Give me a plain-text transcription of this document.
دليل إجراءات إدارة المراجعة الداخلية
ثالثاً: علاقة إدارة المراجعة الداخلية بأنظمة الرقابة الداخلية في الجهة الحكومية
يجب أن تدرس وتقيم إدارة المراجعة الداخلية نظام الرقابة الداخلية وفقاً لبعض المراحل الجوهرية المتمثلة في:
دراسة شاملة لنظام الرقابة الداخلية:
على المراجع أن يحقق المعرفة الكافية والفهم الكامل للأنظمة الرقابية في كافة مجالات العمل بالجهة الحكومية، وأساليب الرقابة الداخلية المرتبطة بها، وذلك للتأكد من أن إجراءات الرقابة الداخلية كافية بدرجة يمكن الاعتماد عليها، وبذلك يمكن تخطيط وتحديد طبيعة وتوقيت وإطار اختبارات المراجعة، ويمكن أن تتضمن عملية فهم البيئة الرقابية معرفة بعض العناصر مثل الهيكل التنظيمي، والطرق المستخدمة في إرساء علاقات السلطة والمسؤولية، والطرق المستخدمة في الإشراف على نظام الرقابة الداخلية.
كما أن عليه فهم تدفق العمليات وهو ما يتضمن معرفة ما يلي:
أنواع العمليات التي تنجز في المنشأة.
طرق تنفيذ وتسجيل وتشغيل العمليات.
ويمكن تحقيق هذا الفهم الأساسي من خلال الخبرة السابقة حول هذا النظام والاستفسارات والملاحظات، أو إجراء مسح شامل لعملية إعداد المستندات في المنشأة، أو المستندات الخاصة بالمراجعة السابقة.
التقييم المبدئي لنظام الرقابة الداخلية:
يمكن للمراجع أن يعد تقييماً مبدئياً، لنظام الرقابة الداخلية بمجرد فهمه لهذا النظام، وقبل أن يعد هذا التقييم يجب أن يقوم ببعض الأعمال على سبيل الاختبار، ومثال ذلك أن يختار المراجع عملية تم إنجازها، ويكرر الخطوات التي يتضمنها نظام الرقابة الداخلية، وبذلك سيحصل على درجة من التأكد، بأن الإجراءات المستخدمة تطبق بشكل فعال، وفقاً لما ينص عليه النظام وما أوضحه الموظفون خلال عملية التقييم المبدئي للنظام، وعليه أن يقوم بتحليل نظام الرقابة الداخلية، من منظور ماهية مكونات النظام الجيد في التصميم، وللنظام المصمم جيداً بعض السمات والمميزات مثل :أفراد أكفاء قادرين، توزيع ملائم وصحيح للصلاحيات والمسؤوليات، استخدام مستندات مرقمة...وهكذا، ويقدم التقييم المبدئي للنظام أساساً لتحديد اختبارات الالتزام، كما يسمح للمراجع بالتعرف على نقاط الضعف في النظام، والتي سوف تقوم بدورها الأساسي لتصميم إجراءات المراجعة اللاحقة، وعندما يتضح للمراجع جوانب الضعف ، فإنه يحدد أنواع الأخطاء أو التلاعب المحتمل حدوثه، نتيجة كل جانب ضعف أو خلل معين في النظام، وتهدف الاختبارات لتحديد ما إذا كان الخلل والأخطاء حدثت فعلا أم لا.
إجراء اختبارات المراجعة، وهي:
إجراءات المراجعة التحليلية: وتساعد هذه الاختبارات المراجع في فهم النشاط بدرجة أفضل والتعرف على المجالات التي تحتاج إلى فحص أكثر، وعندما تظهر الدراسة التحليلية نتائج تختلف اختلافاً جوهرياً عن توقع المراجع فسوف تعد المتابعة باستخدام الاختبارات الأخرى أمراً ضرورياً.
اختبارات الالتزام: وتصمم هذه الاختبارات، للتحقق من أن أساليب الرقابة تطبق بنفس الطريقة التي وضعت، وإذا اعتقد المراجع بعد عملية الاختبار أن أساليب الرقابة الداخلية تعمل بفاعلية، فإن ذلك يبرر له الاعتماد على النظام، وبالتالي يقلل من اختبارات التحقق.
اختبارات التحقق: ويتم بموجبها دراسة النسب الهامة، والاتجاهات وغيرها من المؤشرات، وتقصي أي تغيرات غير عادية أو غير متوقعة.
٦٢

============================================================

= INSTRUCTIONS FOR THE TASK =
Write down the full listing again, exactly.

= TASK OUTPUT =
Give me a plain-text transcription of this document.
دليل إجراءات إدارة المراجعة الداخلية
ثالثاً: علاقة إدارة المراجعة الداخلية بأنظمة الرقابة الداخلية في الجهة الحكومية
يجب أن تدرس وتقيم إدارة المراجعة الداخلية نظام الرقابة الداخلية وفقاً لبعض المراحل الجوهرية المتمثلة في:
دراسة شاملة لنظام الرقابة الداخلية:
على المراجع أن يحقق المعرفة الكافية والفهم الكامل للأنظمة الرقابية في كافة مجالات العمل بالجهة الحكومية، وأساليب الرقابة الداخلية المرتبطة بها، وذلك للتأكد من أن إجراءات الرقابة الداخلية كافية بدرجة يمكن الاعتماد عليها، وبذلك يمكن تخطيط وتحديد طبيعة وتوقيت وإطار اختبارات المراجعة، ويمكن أن تتضمن عملية فهم البيئة الرقابية معرفة بعض العناصر مثل الهيكل التنظيمي، والطرق المستخدمة في إرساء علاقات السلطة والمسؤولية، والطرق المستخدمة في الإشراف على نظام الرقابة الداخلية.
كما أن عليه فهم تدفق العمليات وهو ما يتضمن معرفة ما يلي:
أنواع العمليات التي تنجز في المنشأة.
طرق تنفيذ وتسجيل وتشغيل العمليات.
ويمكن تحقيق هذا الفهم الأساسي من خلال الخبرة السابقة حول هذا النظام والاستفسارات والملاحظات، أو إجراء مسح شامل لعملية إعداد المستندات في المنشأة، أو المستندات الخاصة بالمراجعة السابقة.
التقييم المبدئي لنظام الرقابة الداخلية:
يمكن للمراجع أن يعد تقييماً مبدئياً، لنظام الرقابة الداخلية بمجرد فهمه لهذا النظام، وقبل أن يعد هذا التقييم يجب أن يقوم ببعض الأعمال على سبيل الاختبار، ومثال ذلك أن يختار المراجع عملية تم إنجازها، ويكرر الخطوات التي يتضمنها نظام الرقابة الداخلية، وبذلك سيحصل على درجة من التأكد، بأن الإجراءات المستخدمة تطبق بشكل فعال، وفقاً لما ينص عليه النظام وما أوضحه الموظفون خلال عملية التقييم المبدئي للنظام، وعليه أن يقوم بتحليل نظام الرقابة الداخلية، من منظور ماهية مكونات النظام الجيد في التصميم، وللنظام المصمم جيداً بعض السمات والمميزات مثل :أفراد أكفاء قادرين، توزيع ملائم وصحيح للصلاحيات والمسؤوليات، استخدام مستندات مرقمة...وهكذا، ويقدم التقييم المبدئي للنظام أساساً لتحديد اختبارات الالتزام، كما يسمح للمراجع بالتعرف على نقاط الضعف في النظام، والتي سوف تقوم بدورها الأساسي لتصميم إجراءات المراجعة اللاحقة، وعندما يتضح للمراجع جوانب الضعف ، فإنه يحدد أنواع الأخطاء أو التلاعب المحتمل حدوثه، نتيجة كل جانب ضعف أو خلل معين في النظام، وتهدف الاختبارات لتحديد ما إذا كان الخلل والأخطاء حدثت فعلا أم لا.
إجراء اختبارات المراجعة، وهي:
إجراءات المراجعة التحليلية: وتساعد هذه الاختبارات المراجع في فهم النشاط بدرجة أفضل والتعرف على المجالات التي تحتاج إلى فحص أكثر، وعندما تظهر الدراسة التحليلية نتائج تختلف اختلافاً جوهرياً عن توقع المراجع فسوف تعد المتابعة باستخدام الاختبارات الأخرى أمراً ضرورياً.
اختبارات الالتزام: وتصمم هذه الاختبارات، للتحقق من أن أساليب الرقابة تطبق بنفس الطريقة التي وضعت، وإذا اعتقد المراجع بعد عملية الاختبار أن أساليب الرقابة الداخلية تعمل بفاعلية، فإن ذلك يبرر له الاعتماد على النظام، وبالتالي يقلل من اختبارات التحقق.
اختبارات التحقق: ويتم بموجبها دراسة النسب الهامة، والاتجاهات وغيرها من المؤشرات، وتقصي أي تغيرات غير عادية أو غير متوقعة.
٦٢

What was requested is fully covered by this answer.